Extracted data entries:
##############################

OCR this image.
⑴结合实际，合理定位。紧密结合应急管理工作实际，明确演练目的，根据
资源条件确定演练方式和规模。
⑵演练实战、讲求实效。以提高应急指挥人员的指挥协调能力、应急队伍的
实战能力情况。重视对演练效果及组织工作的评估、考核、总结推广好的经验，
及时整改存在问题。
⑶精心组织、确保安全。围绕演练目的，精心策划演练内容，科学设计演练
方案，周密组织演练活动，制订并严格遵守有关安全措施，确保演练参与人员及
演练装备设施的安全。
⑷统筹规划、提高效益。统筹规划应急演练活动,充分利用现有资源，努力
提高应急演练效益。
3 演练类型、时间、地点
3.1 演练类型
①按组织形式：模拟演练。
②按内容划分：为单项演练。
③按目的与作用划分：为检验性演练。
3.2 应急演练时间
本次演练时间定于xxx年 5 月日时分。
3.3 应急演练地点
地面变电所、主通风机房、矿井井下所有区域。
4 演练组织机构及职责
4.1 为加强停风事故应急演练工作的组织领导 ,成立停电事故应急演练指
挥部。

##############################

**THE PROBLEM**: From the records above, extract everything verbatim.

**EXERCISE ANSWER**:
OCR this image.
⑴结合实际，合理定位。紧密结合应急管理工作实际，明确演练目的，根据
资源条件确定演练方式和规模。
⑵演练实战、讲求实效。以提高应急指挥人员的指挥协调能力、应急队伍的
实战能力情况。重视对演练效果及组织工作的评估、考核、总结推广好的经验，
及时整改存在问题。
⑶精心组织、确保安全。围绕演练目的，精心策划演练内容，科学设计演练
方案，周密组织演练活动，制订并严格遵守有关安全措施，确保演练参与人员及
演练装备设施的安全。
⑷统筹规划、提高效益。统筹规划应急演练活动,充分利用现有资源，努力
提高应急演练效益。
3 演练类型、时间、地点
3.1 演练类型
①按组织形式：模拟演练。
②按内容划分：为单项演练。
③按目的与作用划分：为检验性演练。
3.2 应急演练时间
本次演练时间定于xxx年 5 月日时分。
3.3 应急演练地点
地面变电所、主通风机房、矿井井下所有区域。
4 演练组织机构及职责
4.1 为加强停风事故应急演练工作的组织领导 ,成立停电事故应急演练指
挥部。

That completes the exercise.